#### What you need to do:
Output every line below without omitting or altering anything.

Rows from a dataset
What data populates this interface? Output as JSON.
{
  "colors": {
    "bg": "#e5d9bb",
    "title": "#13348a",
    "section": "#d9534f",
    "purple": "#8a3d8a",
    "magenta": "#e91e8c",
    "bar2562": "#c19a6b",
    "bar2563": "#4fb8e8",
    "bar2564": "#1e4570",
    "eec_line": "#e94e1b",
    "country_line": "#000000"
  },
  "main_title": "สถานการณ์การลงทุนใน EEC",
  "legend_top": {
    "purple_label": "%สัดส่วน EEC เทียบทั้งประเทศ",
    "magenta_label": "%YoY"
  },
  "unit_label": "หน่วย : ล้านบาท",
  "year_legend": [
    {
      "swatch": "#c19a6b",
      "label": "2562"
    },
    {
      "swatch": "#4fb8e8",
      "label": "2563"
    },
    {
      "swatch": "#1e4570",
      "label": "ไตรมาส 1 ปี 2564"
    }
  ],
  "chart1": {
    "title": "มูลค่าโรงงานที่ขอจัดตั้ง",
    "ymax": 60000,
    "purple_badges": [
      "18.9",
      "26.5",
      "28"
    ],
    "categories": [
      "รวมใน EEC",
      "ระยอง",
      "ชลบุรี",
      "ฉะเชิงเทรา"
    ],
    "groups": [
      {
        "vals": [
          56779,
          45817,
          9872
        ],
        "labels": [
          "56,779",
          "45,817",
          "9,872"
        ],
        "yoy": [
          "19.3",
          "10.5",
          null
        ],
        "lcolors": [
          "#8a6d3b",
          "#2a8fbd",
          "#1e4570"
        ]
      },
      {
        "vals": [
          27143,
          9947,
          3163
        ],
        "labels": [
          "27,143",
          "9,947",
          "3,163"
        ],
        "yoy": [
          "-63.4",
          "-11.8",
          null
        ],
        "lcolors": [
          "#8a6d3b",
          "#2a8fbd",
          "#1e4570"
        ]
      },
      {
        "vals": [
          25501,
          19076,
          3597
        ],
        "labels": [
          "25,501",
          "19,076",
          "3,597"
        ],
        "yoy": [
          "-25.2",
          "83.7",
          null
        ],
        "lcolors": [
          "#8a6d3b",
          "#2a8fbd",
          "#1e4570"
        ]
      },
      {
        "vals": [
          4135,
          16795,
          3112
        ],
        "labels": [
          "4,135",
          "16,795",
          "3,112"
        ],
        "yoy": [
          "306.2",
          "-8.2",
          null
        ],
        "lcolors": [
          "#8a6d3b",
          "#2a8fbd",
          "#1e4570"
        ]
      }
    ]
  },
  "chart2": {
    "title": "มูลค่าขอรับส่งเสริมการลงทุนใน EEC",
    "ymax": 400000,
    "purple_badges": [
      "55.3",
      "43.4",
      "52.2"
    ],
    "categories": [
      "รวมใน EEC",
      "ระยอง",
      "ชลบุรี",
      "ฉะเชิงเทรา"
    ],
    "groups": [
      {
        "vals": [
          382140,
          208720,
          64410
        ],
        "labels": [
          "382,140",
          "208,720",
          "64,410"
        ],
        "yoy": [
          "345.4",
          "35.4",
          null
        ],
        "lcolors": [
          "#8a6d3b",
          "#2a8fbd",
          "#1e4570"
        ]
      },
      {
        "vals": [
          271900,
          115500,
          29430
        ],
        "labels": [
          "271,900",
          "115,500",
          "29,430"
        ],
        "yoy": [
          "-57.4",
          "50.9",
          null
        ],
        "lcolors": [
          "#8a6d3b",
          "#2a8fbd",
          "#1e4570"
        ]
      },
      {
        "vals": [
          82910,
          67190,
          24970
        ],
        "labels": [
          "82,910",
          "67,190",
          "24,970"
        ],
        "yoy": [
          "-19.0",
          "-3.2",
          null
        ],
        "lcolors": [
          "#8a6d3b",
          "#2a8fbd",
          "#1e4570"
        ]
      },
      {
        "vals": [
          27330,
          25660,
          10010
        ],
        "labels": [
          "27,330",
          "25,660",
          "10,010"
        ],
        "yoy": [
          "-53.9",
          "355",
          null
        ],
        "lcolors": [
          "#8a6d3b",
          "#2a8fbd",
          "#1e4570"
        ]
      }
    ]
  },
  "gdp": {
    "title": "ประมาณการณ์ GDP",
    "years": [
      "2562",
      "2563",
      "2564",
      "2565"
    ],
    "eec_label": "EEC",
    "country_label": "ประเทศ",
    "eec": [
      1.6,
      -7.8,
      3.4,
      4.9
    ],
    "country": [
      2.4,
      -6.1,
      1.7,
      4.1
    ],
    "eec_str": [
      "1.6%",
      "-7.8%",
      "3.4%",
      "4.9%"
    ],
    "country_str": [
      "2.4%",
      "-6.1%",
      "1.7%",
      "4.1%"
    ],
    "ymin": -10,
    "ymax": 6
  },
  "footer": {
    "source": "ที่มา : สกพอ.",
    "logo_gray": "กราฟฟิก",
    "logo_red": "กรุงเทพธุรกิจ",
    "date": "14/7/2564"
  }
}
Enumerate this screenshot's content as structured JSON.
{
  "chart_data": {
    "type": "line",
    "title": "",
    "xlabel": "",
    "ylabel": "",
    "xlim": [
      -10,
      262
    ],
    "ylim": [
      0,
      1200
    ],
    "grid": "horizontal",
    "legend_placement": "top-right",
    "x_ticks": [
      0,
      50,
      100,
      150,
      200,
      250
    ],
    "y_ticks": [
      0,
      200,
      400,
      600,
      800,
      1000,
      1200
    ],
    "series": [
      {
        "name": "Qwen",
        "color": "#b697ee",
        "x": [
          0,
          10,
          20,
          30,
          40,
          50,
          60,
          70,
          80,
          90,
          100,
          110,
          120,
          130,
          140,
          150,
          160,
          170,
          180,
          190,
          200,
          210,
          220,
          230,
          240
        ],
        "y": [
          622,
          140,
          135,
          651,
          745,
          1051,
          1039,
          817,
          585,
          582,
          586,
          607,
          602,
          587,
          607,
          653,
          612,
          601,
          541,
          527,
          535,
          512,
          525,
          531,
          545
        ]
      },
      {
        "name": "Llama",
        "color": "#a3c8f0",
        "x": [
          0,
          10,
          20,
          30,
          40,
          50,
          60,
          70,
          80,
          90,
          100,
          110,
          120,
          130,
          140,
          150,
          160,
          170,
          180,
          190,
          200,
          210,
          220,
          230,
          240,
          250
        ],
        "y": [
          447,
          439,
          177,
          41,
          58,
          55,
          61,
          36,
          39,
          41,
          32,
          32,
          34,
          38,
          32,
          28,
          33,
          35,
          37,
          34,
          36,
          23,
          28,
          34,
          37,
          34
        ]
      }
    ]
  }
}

#### Response to this task:
What data populates this interface? Output as JSON.
{
  "colors": {
    "bg": "#e5d9bb",
    "title": "#13348a",
    "section": "#d9534f",
    "purple": "#8a3d8a",
    "magenta": "#e91e8c",
    "bar2562": "#c19a6b",
    "bar2563": "#4fb8e8",
    "bar2564": "#1e4570",
    "eec_line": "#e94e1b",
    "country_line": "#000000"
  },
  "main_title": "สถานการณ์การลงทุนใน EEC",
  "legend_top": {
    "purple_label": "%สัดส่วน EEC เทียบทั้งประเทศ",
    "magenta_label": "%YoY"
  },
  "unit_label": "หน่วย : ล้านบาท",
  "year_legend": [
    {
      "swatch": "#c19a6b",
      "label": "2562"
    },
    {
      "swatch": "#4fb8e8",
      "label": "2563"
    },
    {
      "swatch": "#1e4570",
      "label": "ไตรมาส 1 ปี 2564"
    }
  ],
  "chart1": {
    "title": "มูลค่าโรงงานที่ขอจัดตั้ง",
    "ymax": 60000,
    "purple_badges": [
      "18.9",
      "26.5",
      "28"
    ],
    "categories": [
      "รวมใน EEC",
      "ระยอง",
      "ชลบุรี",
      "ฉะเชิงเทรา"
    ],
    "groups": [
      {
        "vals": [
          56779,
          45817,
          9872
        ],
        "labels": [
          "56,779",
          "45,817",
          "9,872"
        ],
        "yoy": [
          "19.3",
          "10.5",
          null
        ],
        "lcolors": [
          "#8a6d3b",
          "#2a8fbd",
          "#1e4570"
        ]
      },
      {
        "vals": [
          27143,
          9947,
          3163
        ],
        "labels": [
          "27,143",
          "9,947",
          "3,163"
        ],
        "yoy": [
          "-63.4",
          "-11.8",
          null
        ],
        "lcolors": [
          "#8a6d3b",
          "#2a8fbd",
          "#1e4570"
        ]
      },
      {
        "vals": [
          25501,
          19076,
          3597
        ],
        "labels": [
          "25,501",
          "19,076",
          "3,597"
        ],
        "yoy": [
          "-25.2",
          "83.7",
          null
        ],
        "lcolors": [
          "#8a6d3b",
          "#2a8fbd",
          "#1e4570"
        ]
      },
      {
        "vals": [
          4135,
          16795,
          3112
        ],
        "labels": [
          "4,135",
          "16,795",
          "3,112"
        ],
        "yoy": [
          "306.2",
          "-8.2",
          null
        ],
        "lcolors": [
          "#8a6d3b",
          "#2a8fbd",
          "#1e4570"
        ]
      }
    ]
  },
  "chart2": {
    "title": "มูลค่าขอรับส่งเสริมการลงทุนใน EEC",
    "ymax": 400000,
    "purple_badges": [
      "55.3",
      "43.4",
      "52.2"
    ],
    "categories": [
      "รวมใน EEC",
      "ระยอง",
      "ชลบุรี",
      "ฉะเชิงเทรา"
    ],
    "groups": [
      {
        "vals": [
          382140,
          208720,
          64410
        ],
        "labels": [
          "382,140",
          "208,720",
          "64,410"
        ],
        "yoy": [
          "345.4",
          "35.4",
          null
        ],
        "lcolors": [
          "#8a6d3b",
          "#2a8fbd",
          "#1e4570"
        ]
      },
      {
        "vals": [
          271900,
          115500,
          29430
        ],
        "labels": [
          "271,900",
          "115,500",
          "29,430"
        ],
        "yoy": [
          "-57.4",
          "50.9",
          null
        ],
        "lcolors": [
          "#8a6d3b",
          "#2a8fbd",
          "#1e4570"
        ]
      },
      {
        "vals": [
          82910,
          67190,
          24970
        ],
        "labels": [
          "82,910",
          "67,190",
          "24,970"
        ],
        "yoy": [
          "-19.0",
          "-3.2",
          null
        ],
        "lcolors": [
          "#8a6d3b",
          "#2a8fbd",
          "#1e4570"
        ]
      },
      {
        "vals": [
          27330,
          25660,
          10010
        ],
        "labels": [
          "27,330",
          "25,660",
          "10,010"
        ],
        "yoy": [
          "-53.9",
          "355",
          null
        ],
        "lcolors": [
          "#8a6d3b",
          "#2a8fbd",
          "#1e4570"
        ]
      }
    ]
  },
  "gdp": {
    "title": "ประมาณการณ์ GDP",
    "years": [
      "2562",
      "2563",
      "2564",
      "2565"
    ],
    "eec_label": "EEC",
    "country_label": "ประเทศ",
    "eec": [
      1.6,
      -7.8,
      3.4,
      4.9
    ],
    "country": [
      2.4,
      -6.1,
      1.7,
      4.1
    ],
    "eec_str": [
      "1.6%",
      "-7.8%",
      "3.4%",
      "4.9%"
    ],
    "country_str": [
      "2.4%",
      "-6.1%",
      "1.7%",
      "4.1%"
    ],
    "ymin": -10,
    "ymax": 6
  },
  "footer": {
    "source": "ที่มา : สกพอ.",
    "logo_gray": "กราฟฟิก",
    "logo_red": "กรุงเทพธุรกิจ",
    "date": "14/7/2564"
  }
}
Enumerate this screenshot's content as structured JSON.
{
  "chart_data": {
    "type": "line",
    "title": "",
    "xlabel": "",
    "ylabel": "",
    "xlim": [
      -10,
      262
    ],
    "ylim": [
      0,
      1200
    ],
    "grid": "horizontal",
    "legend_placement": "top-right",
    "x_ticks": [
      0,
      50,
      100,
      150,
      200,
      250
    ],
    "y_ticks": [
      0,
      200,
      400,
      600,
      800,
      1000,
      1200
    ],
    "series": [
      {
        "name": "Qwen",
        "color": "#b697ee",
        "x": [
          0,
          10,
          20,
          30,
          40,
          50,
          60,
          70,
          80,
          90,
          100,
          110,
          120,
          130,
          140,
          150,
          160,
          170,
          180,
          190,
          200,
          210,
          220,
          230,
          240
        ],
        "y": [
          622,
          140,
          135,
          651,
          745,
          1051,
          1039,
          817,
          585,
          582,
          586,
          607,
          602,
          587,
          607,
          653,
          612,
          601,
          541,
          527,
          535,
          512,
          525,
          531,
          545
        ]
      },
      {
        "name": "Llama",
        "color": "#a3c8f0",
        "x": [
          0,
          10,
          20,
          30,
          40,
          50,
          60,
          70,
          80,
          90,
          100,
          110,
          120,
          130,
          140,
          150,
          160,
          170,
          180,
          190,
          200,
          210,
          220,
          230,
          240,
          250
        ],
        "y": [
          447,
          439,
          177,
          41,
          58,
          55,
          61,
          36,
          39,
          41,
          32,
          32,
          34,
          38,
          32,
          28,
          33,
          35,
          37,
          34,
          36,
          23,
          28,
          34,
          37,
          34
        ]
      }
    ]
  }
}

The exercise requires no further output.